[Extracted records]
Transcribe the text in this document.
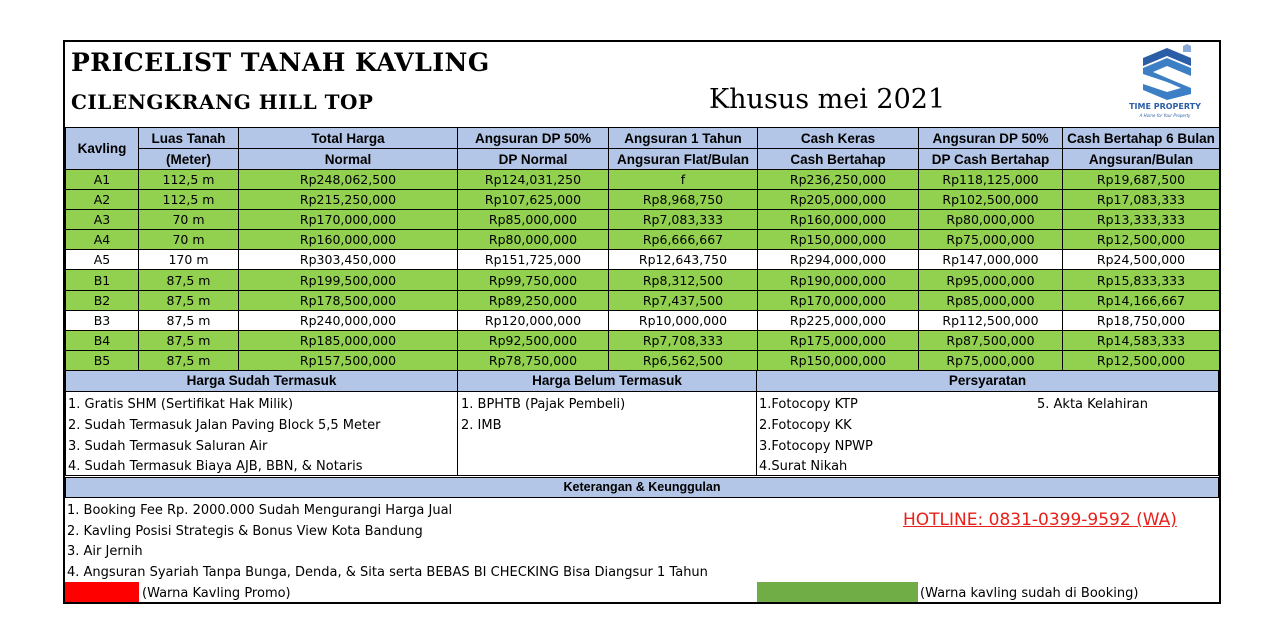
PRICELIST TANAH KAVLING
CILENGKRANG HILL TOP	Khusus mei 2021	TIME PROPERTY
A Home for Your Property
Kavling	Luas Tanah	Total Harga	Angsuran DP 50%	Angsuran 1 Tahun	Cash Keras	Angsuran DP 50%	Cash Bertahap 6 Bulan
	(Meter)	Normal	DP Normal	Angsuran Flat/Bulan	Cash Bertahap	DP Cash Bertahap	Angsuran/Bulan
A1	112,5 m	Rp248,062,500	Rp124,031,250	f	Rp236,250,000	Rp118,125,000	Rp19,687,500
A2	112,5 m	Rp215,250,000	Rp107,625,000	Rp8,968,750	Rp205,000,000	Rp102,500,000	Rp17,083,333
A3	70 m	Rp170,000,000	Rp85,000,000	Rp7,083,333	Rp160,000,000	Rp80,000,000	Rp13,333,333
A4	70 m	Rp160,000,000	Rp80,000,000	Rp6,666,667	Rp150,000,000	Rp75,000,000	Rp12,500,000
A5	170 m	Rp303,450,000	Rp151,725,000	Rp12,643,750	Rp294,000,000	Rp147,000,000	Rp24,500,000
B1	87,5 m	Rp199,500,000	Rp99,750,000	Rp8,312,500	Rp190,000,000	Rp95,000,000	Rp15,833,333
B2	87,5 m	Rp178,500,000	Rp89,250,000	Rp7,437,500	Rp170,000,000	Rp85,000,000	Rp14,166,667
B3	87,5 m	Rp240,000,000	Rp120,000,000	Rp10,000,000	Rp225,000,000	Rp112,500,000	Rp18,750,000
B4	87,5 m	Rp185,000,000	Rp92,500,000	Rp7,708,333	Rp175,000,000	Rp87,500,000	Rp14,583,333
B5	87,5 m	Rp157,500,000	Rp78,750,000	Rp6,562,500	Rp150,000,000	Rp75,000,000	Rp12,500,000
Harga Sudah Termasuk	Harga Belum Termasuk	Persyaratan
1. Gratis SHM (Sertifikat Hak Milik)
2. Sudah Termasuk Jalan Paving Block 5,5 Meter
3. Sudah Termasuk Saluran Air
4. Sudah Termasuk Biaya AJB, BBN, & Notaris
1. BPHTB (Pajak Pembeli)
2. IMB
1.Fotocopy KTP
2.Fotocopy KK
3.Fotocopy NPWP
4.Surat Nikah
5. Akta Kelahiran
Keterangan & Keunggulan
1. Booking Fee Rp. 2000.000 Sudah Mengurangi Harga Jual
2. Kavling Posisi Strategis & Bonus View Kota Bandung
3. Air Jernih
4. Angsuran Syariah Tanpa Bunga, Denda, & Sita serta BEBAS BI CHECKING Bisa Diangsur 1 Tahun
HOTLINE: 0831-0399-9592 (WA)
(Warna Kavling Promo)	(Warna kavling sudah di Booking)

◆ Stated goal
Omitting all images, print the listing exactly.

◆ Final result
Transcribe the text in this document.
PRICELIST TANAH KAVLING
CILENGKRANG HILL TOP	Khusus mei 2021	TIME PROPERTY
A Home for Your Property
Kavling	Luas Tanah	Total Harga	Angsuran DP 50%	Angsuran 1 Tahun	Cash Keras	Angsuran DP 50%	Cash Bertahap 6 Bulan
	(Meter)	Normal	DP Normal	Angsuran Flat/Bulan	Cash Bertahap	DP Cash Bertahap	Angsuran/Bulan
A1	112,5 m	Rp248,062,500	Rp124,031,250	f	Rp236,250,000	Rp118,125,000	Rp19,687,500
A2	112,5 m	Rp215,250,000	Rp107,625,000	Rp8,968,750	Rp205,000,000	Rp102,500,000	Rp17,083,333
A3	70 m	Rp170,000,000	Rp85,000,000	Rp7,083,333	Rp160,000,000	Rp80,000,000	Rp13,333,333
A4	70 m	Rp160,000,000	Rp80,000,000	Rp6,666,667	Rp150,000,000	Rp75,000,000	Rp12,500,000
A5	170 m	Rp303,450,000	Rp151,725,000	Rp12,643,750	Rp294,000,000	Rp147,000,000	Rp24,500,000
B1	87,5 m	Rp199,500,000	Rp99,750,000	Rp8,312,500	Rp190,000,000	Rp95,000,000	Rp15,833,333
B2	87,5 m	Rp178,500,000	Rp89,250,000	Rp7,437,500	Rp170,000,000	Rp85,000,000	Rp14,166,667
B3	87,5 m	Rp240,000,000	Rp120,000,000	Rp10,000,000	Rp225,000,000	Rp112,500,000	Rp18,750,000
B4	87,5 m	Rp185,000,000	Rp92,500,000	Rp7,708,333	Rp175,000,000	Rp87,500,000	Rp14,583,333
B5	87,5 m	Rp157,500,000	Rp78,750,000	Rp6,562,500	Rp150,000,000	Rp75,000,000	Rp12,500,000
Harga Sudah Termasuk	Harga Belum Termasuk	Persyaratan
1. Gratis SHM (Sertifikat Hak Milik)
2. Sudah Termasuk Jalan Paving Block 5,5 Meter
3. Sudah Termasuk Saluran Air
4. Sudah Termasuk Biaya AJB, BBN, & Notaris
1. BPHTB (Pajak Pembeli)
2. IMB
1.Fotocopy KTP
2.Fotocopy KK
3.Fotocopy NPWP
4.Surat Nikah
5. Akta Kelahiran
Keterangan & Keunggulan
1. Booking Fee Rp. 2000.000 Sudah Mengurangi Harga Jual
2. Kavling Posisi Strategis & Bonus View Kota Bandung
3. Air Jernih
4. Angsuran Syariah Tanpa Bunga, Denda, & Sita serta BEBAS BI CHECKING Bisa Diangsur 1 Tahun
HOTLINE: 0831-0399-9592 (WA)
(Warna Kavling Promo)	(Warna kavling sudah di Booking)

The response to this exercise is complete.